----- RECORDS SUPPLIED -----
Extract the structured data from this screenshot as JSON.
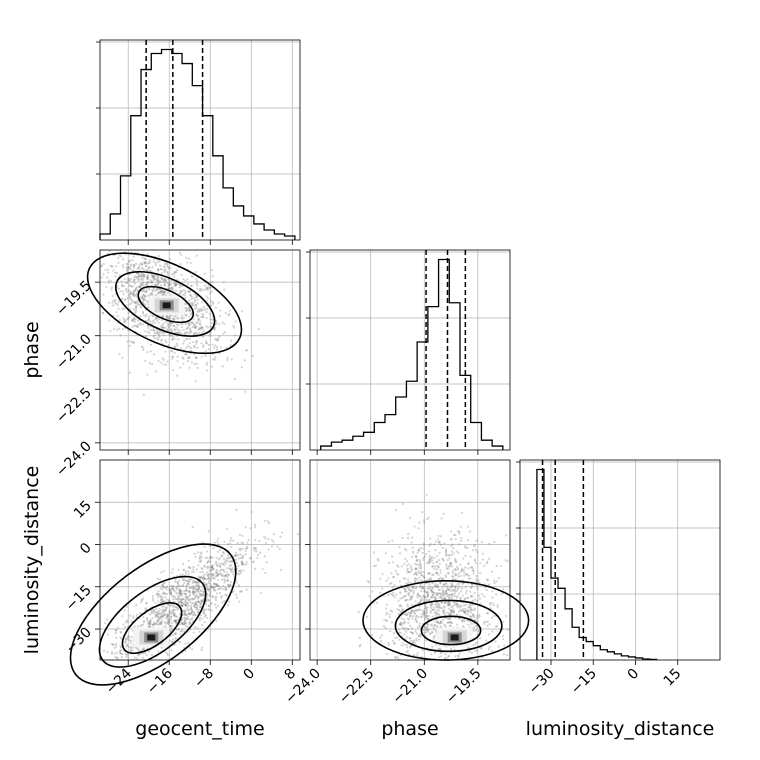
{
  "chart_data": [
    {
      "type": "histogram",
      "panel": "geocent_time marginal",
      "x_param": "geocent_time",
      "xlim": [
        -29.5,
        9.5
      ],
      "bin_edges": [
        -29.5,
        -27.5,
        -25.5,
        -23.5,
        -21.5,
        -19.5,
        -17.5,
        -15.5,
        -13.5,
        -11.5,
        -9.5,
        -7.5,
        -5.5,
        -3.5,
        -1.5,
        0.5,
        2.5,
        4.5,
        6.5,
        8.5
      ],
      "counts": [
        0.03,
        0.13,
        0.32,
        0.62,
        0.85,
        0.93,
        0.95,
        0.93,
        0.88,
        0.77,
        0.62,
        0.42,
        0.26,
        0.17,
        0.12,
        0.08,
        0.05,
        0.03,
        0.02
      ],
      "quantiles": [
        -20.5,
        -15.3,
        -9.5
      ],
      "ticks": [
        -24,
        -16,
        -8,
        0,
        8
      ]
    },
    {
      "type": "histogram",
      "panel": "phase marginal",
      "x_param": "phase",
      "xlim": [
        -24.2,
        -18.6
      ],
      "bin_edges": [
        -23.9,
        -23.6,
        -23.3,
        -23.0,
        -22.7,
        -22.4,
        -22.1,
        -21.8,
        -21.5,
        -21.2,
        -20.9,
        -20.6,
        -20.3,
        -20.0,
        -19.7,
        -19.4,
        -19.1,
        -18.8
      ],
      "counts": [
        0.02,
        0.04,
        0.05,
        0.07,
        0.09,
        0.14,
        0.18,
        0.27,
        0.35,
        0.55,
        0.73,
        0.97,
        0.75,
        0.38,
        0.14,
        0.05,
        0.02
      ],
      "quantiles": [
        -20.95,
        -20.35,
        -19.85
      ],
      "ticks": [
        -24.0,
        -22.5,
        -21.0,
        -19.5
      ]
    },
    {
      "type": "histogram",
      "panel": "luminosity_distance marginal",
      "x_param": "luminosity_distance",
      "xlim": [
        -41,
        30
      ],
      "bin_edges": [
        -35,
        -32.5,
        -30,
        -27.5,
        -25,
        -22.5,
        -20,
        -17.5,
        -15,
        -12.5,
        -10,
        -7.5,
        -5,
        -2.5,
        0,
        2.5,
        5,
        7.5
      ],
      "counts": [
        0.93,
        0.55,
        0.4,
        0.35,
        0.25,
        0.16,
        0.11,
        0.09,
        0.07,
        0.05,
        0.04,
        0.03,
        0.02,
        0.015,
        0.01,
        0.005,
        0.003
      ],
      "quantiles": [
        -33,
        -28.5,
        -18.5
      ],
      "ticks": [
        -30,
        -15,
        0,
        15
      ]
    },
    {
      "type": "scatter_density",
      "panel": "phase vs geocent_time",
      "x_param": "geocent_time",
      "y_param": "phase",
      "xlim": [
        -29.5,
        9.5
      ],
      "ylim": [
        -24.2,
        -18.6
      ],
      "sample_mean": [
        -17.5,
        -20.1
      ],
      "sample_sd": [
        6.0,
        0.8
      ],
      "correlation": -0.5,
      "density_mode": [
        -16.5,
        -20.15
      ],
      "yticks": [
        -19.5,
        -21.0,
        -22.5,
        -24.0
      ]
    },
    {
      "type": "scatter_density",
      "panel": "luminosity_distance vs geocent_time",
      "x_param": "geocent_time",
      "y_param": "luminosity_distance",
      "xlim": [
        -29.5,
        9.5
      ],
      "ylim": [
        -41,
        30
      ],
      "sample_mean": [
        -14.0,
        -22.0
      ],
      "sample_sd": [
        7.0,
        12.0
      ],
      "correlation": 0.82,
      "density_mode": [
        -19.5,
        -33
      ],
      "xticks": [
        -24,
        -16,
        -8,
        0,
        8
      ],
      "yticks": [
        -30,
        -15,
        0,
        15
      ]
    },
    {
      "type": "scatter_density",
      "panel": "luminosity_distance vs phase",
      "x_param": "phase",
      "y_param": "luminosity_distance",
      "xlim": [
        -24.2,
        -18.6
      ],
      "ylim": [
        -41,
        30
      ],
      "sample_mean": [
        -20.6,
        -22.0
      ],
      "sample_sd": [
        0.8,
        12.0
      ],
      "correlation": 0.0,
      "density_mode": [
        -20.15,
        -33
      ],
      "xticks": [
        -24.0,
        -22.5,
        -21.0,
        -19.5
      ]
    }
  ],
  "labels": {
    "x_geocent_time": "geocent_time",
    "x_phase": "phase",
    "x_luminosity_distance": "luminosity_distance",
    "y_phase": "phase",
    "y_luminosity_distance": "luminosity_distance"
  }
}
-----
| OBJECTIVE |
Go through the listing above and quote it exactly, apart from its images.

| CORRECT RESPONSE |
Extract the structured data from this screenshot as JSON.
{
  "chart_data": [
    {
      "type": "histogram",
      "panel": "geocent_time marginal",
      "x_param": "geocent_time",
      "xlim": [
        -29.5,
        9.5
      ],
      "bin_edges": [
        -29.5,
        -27.5,
        -25.5,
        -23.5,
        -21.5,
        -19.5,
        -17.5,
        -15.5,
        -13.5,
        -11.5,
        -9.5,
        -7.5,
        -5.5,
        -3.5,
        -1.5,
        0.5,
        2.5,
        4.5,
        6.5,
        8.5
      ],
      "counts": [
        0.03,
        0.13,
        0.32,
        0.62,
        0.85,
        0.93,
        0.95,
        0.93,
        0.88,
        0.77,
        0.62,
        0.42,
        0.26,
        0.17,
        0.12,
        0.08,
        0.05,
        0.03,
        0.02
      ],
      "quantiles": [
        -20.5,
        -15.3,
        -9.5
      ],
      "ticks": [
        -24,
        -16,
        -8,
        0,
        8
      ]
    },
    {
      "type": "histogram",
      "panel": "phase marginal",
      "x_param": "phase",
      "xlim": [
        -24.2,
        -18.6
      ],
      "bin_edges": [
        -23.9,
        -23.6,
        -23.3,
        -23.0,
        -22.7,
        -22.4,
        -22.1,
        -21.8,
        -21.5,
        -21.2,
        -20.9,
        -20.6,
        -20.3,
        -20.0,
        -19.7,
        -19.4,
        -19.1,
        -18.8
      ],
      "counts": [
        0.02,
        0.04,
        0.05,
        0.07,
        0.09,
        0.14,
        0.18,
        0.27,
        0.35,
        0.55,
        0.73,
        0.97,
        0.75,
        0.38,
        0.14,
        0.05,
        0.02
      ],
      "quantiles": [
        -20.95,
        -20.35,
        -19.85
      ],
      "ticks": [
        -24.0,
        -22.5,
        -21.0,
        -19.5
      ]
    },
    {
      "type": "histogram",
      "panel": "luminosity_distance marginal",
      "x_param": "luminosity_distance",
      "xlim": [
        -41,
        30
      ],
      "bin_edges": [
        -35,
        -32.5,
        -30,
        -27.5,
        -25,
        -22.5,
        -20,
        -17.5,
        -15,
        -12.5,
        -10,
        -7.5,
        -5,
        -2.5,
        0,
        2.5,
        5,
        7.5
      ],
      "counts": [
        0.93,
        0.55,
        0.4,
        0.35,
        0.25,
        0.16,
        0.11,
        0.09,
        0.07,
        0.05,
        0.04,
        0.03,
        0.02,
        0.015,
        0.01,
        0.005,
        0.003
      ],
      "quantiles": [
        -33,
        -28.5,
        -18.5
      ],
      "ticks": [
        -30,
        -15,
        0,
        15
      ]
    },
    {
      "type": "scatter_density",
      "panel": "phase vs geocent_time",
      "x_param": "geocent_time",
      "y_param": "phase",
      "xlim": [
        -29.5,
        9.5
      ],
      "ylim": [
        -24.2,
        -18.6
      ],
      "sample_mean": [
        -17.5,
        -20.1
      ],
      "sample_sd": [
        6.0,
        0.8
      ],
      "correlation": -0.5,
      "density_mode": [
        -16.5,
        -20.15
      ],
      "yticks": [
        -19.5,
        -21.0,
        -22.5,
        -24.0
      ]
    },
    {
      "type": "scatter_density",
      "panel": "luminosity_distance vs geocent_time",
      "x_param": "geocent_time",
      "y_param": "luminosity_distance",
      "xlim": [
        -29.5,
        9.5
      ],
      "ylim": [
        -41,
        30
      ],
      "sample_mean": [
        -14.0,
        -22.0
      ],
      "sample_sd": [
        7.0,
        12.0
      ],
      "correlation": 0.82,
      "density_mode": [
        -19.5,
        -33
      ],
      "xticks": [
        -24,
        -16,
        -8,
        0,
        8
      ],
      "yticks": [
        -30,
        -15,
        0,
        15
      ]
    },
    {
      "type": "scatter_density",
      "panel": "luminosity_distance vs phase",
      "x_param": "phase",
      "y_param": "luminosity_distance",
      "xlim": [
        -24.2,
        -18.6
      ],
      "ylim": [
        -41,
        30
      ],
      "sample_mean": [
        -20.6,
        -22.0
      ],
      "sample_sd": [
        0.8,
        12.0
      ],
      "correlation": 0.0,
      "density_mode": [
        -20.15,
        -33
      ],
      "xticks": [
        -24.0,
        -22.5,
        -21.0,
        -19.5
      ]
    }
  ],
  "labels": {
    "x_geocent_time": "geocent_time",
    "x_phase": "phase",
    "x_luminosity_distance": "luminosity_distance",
    "y_phase": "phase",
    "y_luminosity_distance": "luminosity_distance"
  }
}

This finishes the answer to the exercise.